_RECORDS SHOWN_
[start]

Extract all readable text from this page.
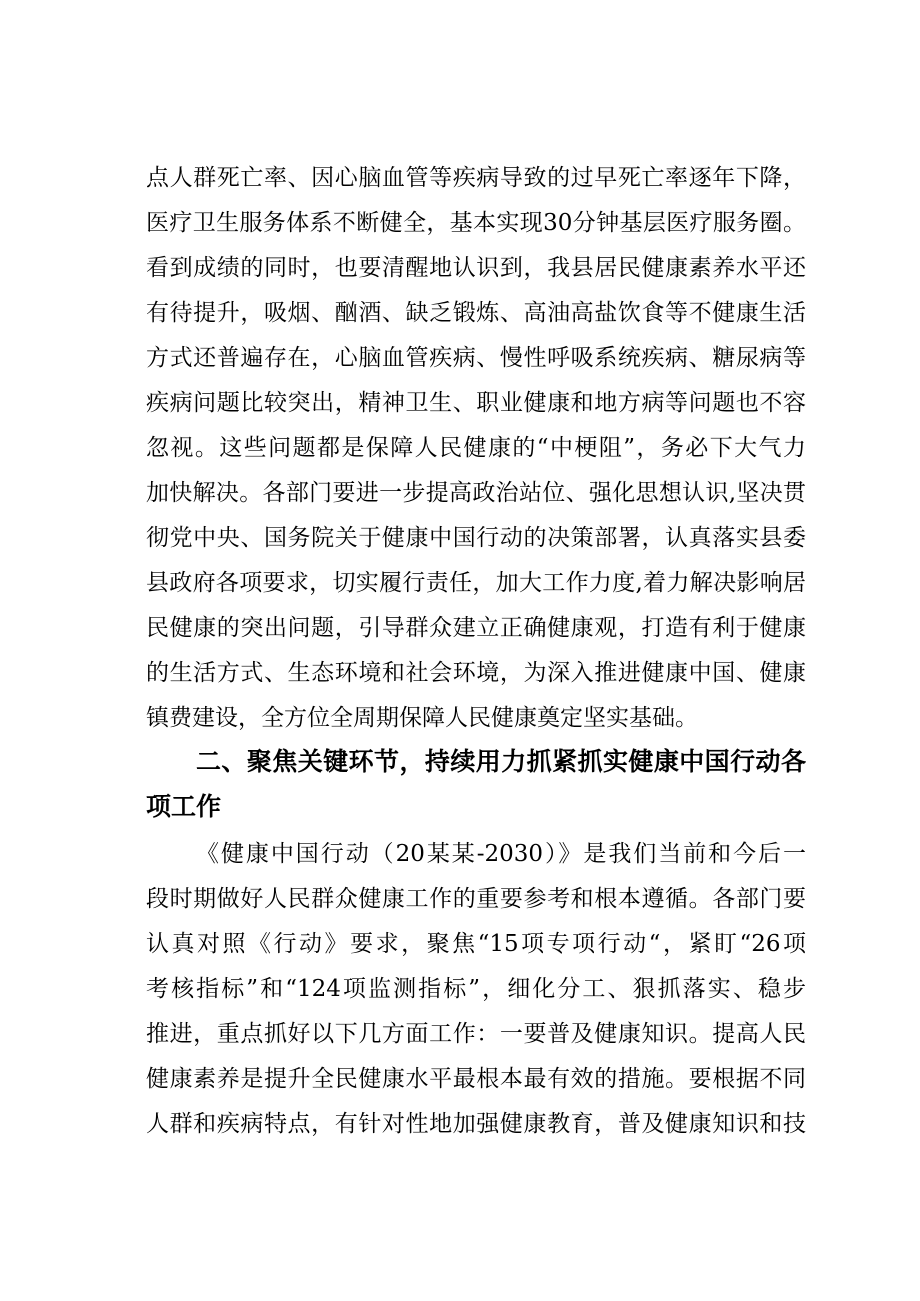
点人群死亡率、因心脑血管等疾病导致的过早死亡率逐年下降，
医疗卫生服务体系不断健全，基本实现30分钟基层医疗服务圈。
看到成绩的同时，也要清醒地认识到，我县居民健康素养水平还
有待提升，吸烟、酗酒、缺乏锻炼、高油高盐饮食等不健康生活
方式还普遍存在，心脑血管疾病、慢性呼吸系统疾病、糖尿病等
疾病问题比较突出，精神卫生、职业健康和地方病等问题也不容
忽视。这些问题都是保障人民健康的“中梗阻”，务必下大气力
加快解决。各部门要进一步提高政治站位、强化思想认识,坚决贯
彻党中央、国务院关于健康中国行动的决策部署，认真落实县委
县政府各项要求，切实履行责任，加大工作力度,着力解决影响居
民健康的突出问题，引导群众建立正确健康观，打造有利于健康
的生活方式、生态环境和社会环境，为深入推进健康中国、健康
镇费建设，全方位全周期保障人民健康奠定坚实基础。
二、聚焦关键环节，持续用力抓紧抓实健康中国行动各
项工作
《健康中国行动（20某某-2030）》是我们当前和今后一
段时期做好人民群众健康工作的重要参考和根本遵循。各部门要
认真对照《行动》要求，聚焦“15项专项行动“，紧盯“26项
考核指标”和“124项监测指标”，细化分工、狠抓落实、稳步
推进，重点抓好以下几方面工作：一要普及健康知识。提高人民
健康素养是提升全民健康水平最根本最有效的措施。要根据不同
人群和疾病特点，有针对性地加强健康教育，普及健康知识和技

[end]

_CHALLENGE_
Print the complete listing exactly, apart from any pictures.

_THE ANSWER_
Extract all readable text from this page.
点人群死亡率、因心脑血管等疾病导致的过早死亡率逐年下降，
医疗卫生服务体系不断健全，基本实现30分钟基层医疗服务圈。
看到成绩的同时，也要清醒地认识到，我县居民健康素养水平还
有待提升，吸烟、酗酒、缺乏锻炼、高油高盐饮食等不健康生活
方式还普遍存在，心脑血管疾病、慢性呼吸系统疾病、糖尿病等
疾病问题比较突出，精神卫生、职业健康和地方病等问题也不容
忽视。这些问题都是保障人民健康的“中梗阻”，务必下大气力
加快解决。各部门要进一步提高政治站位、强化思想认识,坚决贯
彻党中央、国务院关于健康中国行动的决策部署，认真落实县委
县政府各项要求，切实履行责任，加大工作力度,着力解决影响居
民健康的突出问题，引导群众建立正确健康观，打造有利于健康
的生活方式、生态环境和社会环境，为深入推进健康中国、健康
镇费建设，全方位全周期保障人民健康奠定坚实基础。
二、聚焦关键环节，持续用力抓紧抓实健康中国行动各
项工作
《健康中国行动（20某某-2030）》是我们当前和今后一
段时期做好人民群众健康工作的重要参考和根本遵循。各部门要
认真对照《行动》要求，聚焦“15项专项行动“，紧盯“26项
考核指标”和“124项监测指标”，细化分工、狠抓落实、稳步
推进，重点抓好以下几方面工作：一要普及健康知识。提高人民
健康素养是提升全民健康水平最根本最有效的措施。要根据不同
人群和疾病特点，有针对性地加强健康教育，普及健康知识和技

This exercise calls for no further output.